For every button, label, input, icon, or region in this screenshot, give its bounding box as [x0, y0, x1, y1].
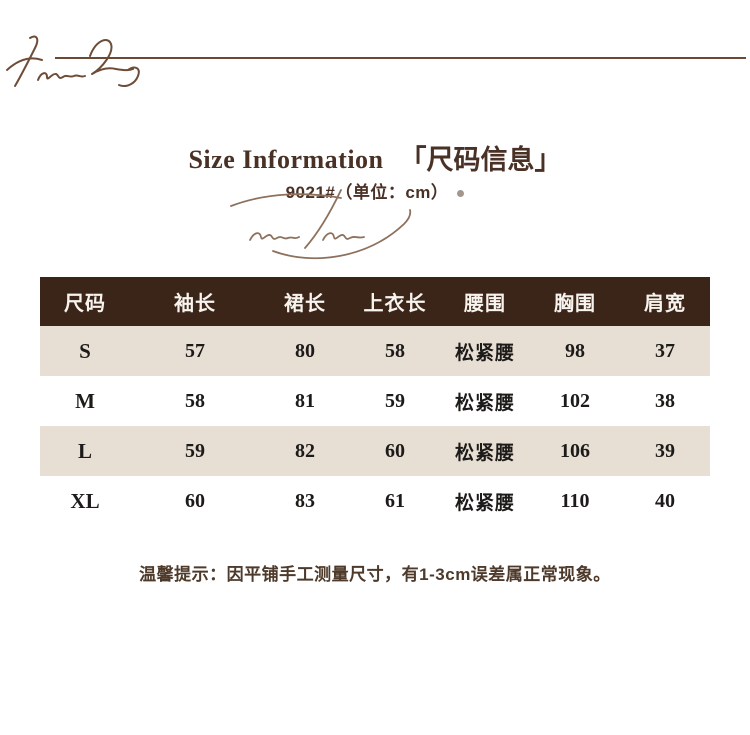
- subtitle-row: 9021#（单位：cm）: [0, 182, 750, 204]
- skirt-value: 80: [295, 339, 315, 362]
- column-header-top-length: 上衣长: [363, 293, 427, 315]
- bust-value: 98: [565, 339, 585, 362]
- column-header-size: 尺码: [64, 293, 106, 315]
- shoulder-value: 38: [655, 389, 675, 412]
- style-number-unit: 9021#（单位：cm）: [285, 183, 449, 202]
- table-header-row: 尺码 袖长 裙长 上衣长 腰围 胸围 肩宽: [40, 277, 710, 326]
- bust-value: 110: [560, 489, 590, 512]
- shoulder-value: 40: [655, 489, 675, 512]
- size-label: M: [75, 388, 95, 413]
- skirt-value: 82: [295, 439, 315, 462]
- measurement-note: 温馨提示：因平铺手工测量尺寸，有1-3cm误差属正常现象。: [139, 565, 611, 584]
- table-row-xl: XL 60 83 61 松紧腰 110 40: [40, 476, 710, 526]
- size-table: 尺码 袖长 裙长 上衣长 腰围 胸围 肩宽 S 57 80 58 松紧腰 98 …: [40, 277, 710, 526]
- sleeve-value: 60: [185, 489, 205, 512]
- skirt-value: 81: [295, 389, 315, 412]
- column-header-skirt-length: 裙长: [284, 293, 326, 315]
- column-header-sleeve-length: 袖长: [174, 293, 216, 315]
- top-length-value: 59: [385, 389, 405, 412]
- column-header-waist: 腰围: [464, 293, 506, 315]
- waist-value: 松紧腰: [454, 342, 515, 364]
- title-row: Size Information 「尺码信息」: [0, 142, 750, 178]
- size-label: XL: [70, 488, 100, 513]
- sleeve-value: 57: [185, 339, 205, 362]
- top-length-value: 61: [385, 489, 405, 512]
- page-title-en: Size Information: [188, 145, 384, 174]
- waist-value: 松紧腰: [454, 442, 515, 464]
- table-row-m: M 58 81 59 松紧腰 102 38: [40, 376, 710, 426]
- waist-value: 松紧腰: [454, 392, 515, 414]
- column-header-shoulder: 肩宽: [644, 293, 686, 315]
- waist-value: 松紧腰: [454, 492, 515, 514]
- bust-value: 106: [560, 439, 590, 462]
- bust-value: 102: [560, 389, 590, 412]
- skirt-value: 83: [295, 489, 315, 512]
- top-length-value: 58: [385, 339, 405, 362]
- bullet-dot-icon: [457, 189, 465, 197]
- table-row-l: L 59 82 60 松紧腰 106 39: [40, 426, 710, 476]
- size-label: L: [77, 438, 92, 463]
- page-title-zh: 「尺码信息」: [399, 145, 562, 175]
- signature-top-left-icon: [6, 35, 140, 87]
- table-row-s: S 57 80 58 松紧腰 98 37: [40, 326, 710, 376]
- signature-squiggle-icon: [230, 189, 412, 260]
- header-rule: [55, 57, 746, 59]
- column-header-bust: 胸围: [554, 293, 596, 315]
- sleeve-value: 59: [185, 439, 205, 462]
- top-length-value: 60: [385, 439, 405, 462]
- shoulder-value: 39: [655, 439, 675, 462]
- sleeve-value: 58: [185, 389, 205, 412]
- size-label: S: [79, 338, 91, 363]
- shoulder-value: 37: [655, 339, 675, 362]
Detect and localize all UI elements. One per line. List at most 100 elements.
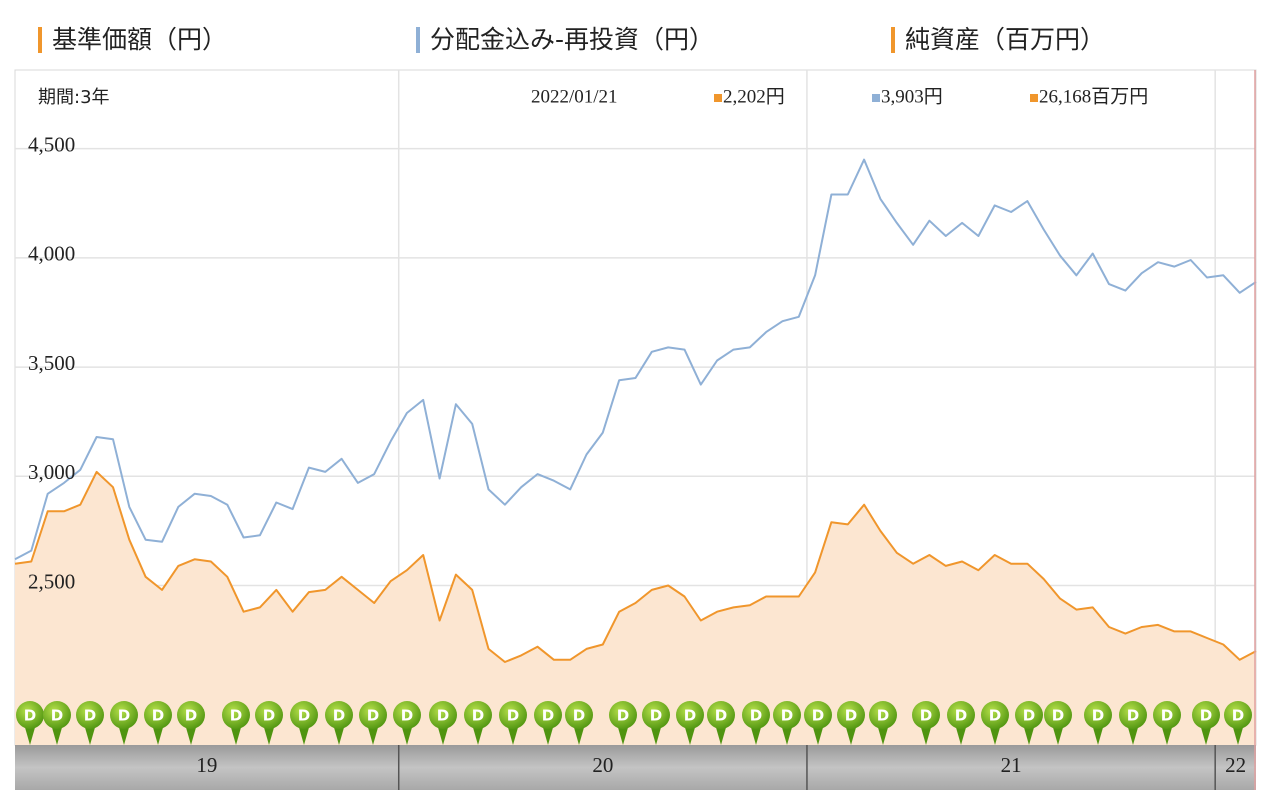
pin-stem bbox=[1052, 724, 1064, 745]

■ **Short exercise**:
Reproduce only the part of the items that opens with the line containing "- subtitle-row: 9021#（单位：cm）: [0, 182, 750, 204]" and closes with the line containing "- page-title-en: Size", with "sleeve-value" changed to "sleeve-length-value" and nothing else altered.

■ **The response**:
- subtitle-row: 9021#（单位：cm）: [0, 182, 750, 204]
- skirt-value: 80: [295, 339, 315, 362]
- column-header-top-length: 上衣长: [363, 293, 427, 315]
- bust-value: 98: [565, 339, 585, 362]
- column-header-size: 尺码: [64, 293, 106, 315]
- shoulder-value: 38: [655, 389, 675, 412]
- style-number-unit: 9021#（单位：cm）: [285, 183, 449, 202]
- table-header-row: 尺码 袖长 裙长 上衣长 腰围 胸围 肩宽: [40, 277, 710, 326]
- bust-value: 110: [560, 489, 590, 512]
- shoulder-value: 40: [655, 489, 675, 512]
- size-label: M: [75, 388, 95, 413]
- skirt-value: 82: [295, 439, 315, 462]
- measurement-note: 温馨提示：因平铺手工测量尺寸，有1-3cm误差属正常现象。: [139, 565, 611, 584]
- table-row-xl: XL 60 83 61 松紧腰 110 40: [40, 476, 710, 526]
- size-table: 尺码 袖长 裙长 上衣长 腰围 胸围 肩宽 S 57 80 58 松紧腰 98 …: [40, 277, 710, 526]
- sleeve-length-value: 60: [185, 489, 205, 512]
- skirt-value: 81: [295, 389, 315, 412]
- column-header-skirt-length: 裙长: [284, 293, 326, 315]
- column-header-sleeve-length: 袖长: [174, 293, 216, 315]
- top-length-value: 59: [385, 389, 405, 412]
- column-header-waist: 腰围: [464, 293, 506, 315]
- waist-value: 松紧腰: [454, 342, 515, 364]
- title-row: Size Information 「尺码信息」: [0, 142, 750, 178]
- size-label: XL: [70, 488, 100, 513]
- sleeve-length-value: 57: [185, 339, 205, 362]
- top-length-value: 61: [385, 489, 405, 512]
- page-title-en: Size Information: [188, 145, 384, 174]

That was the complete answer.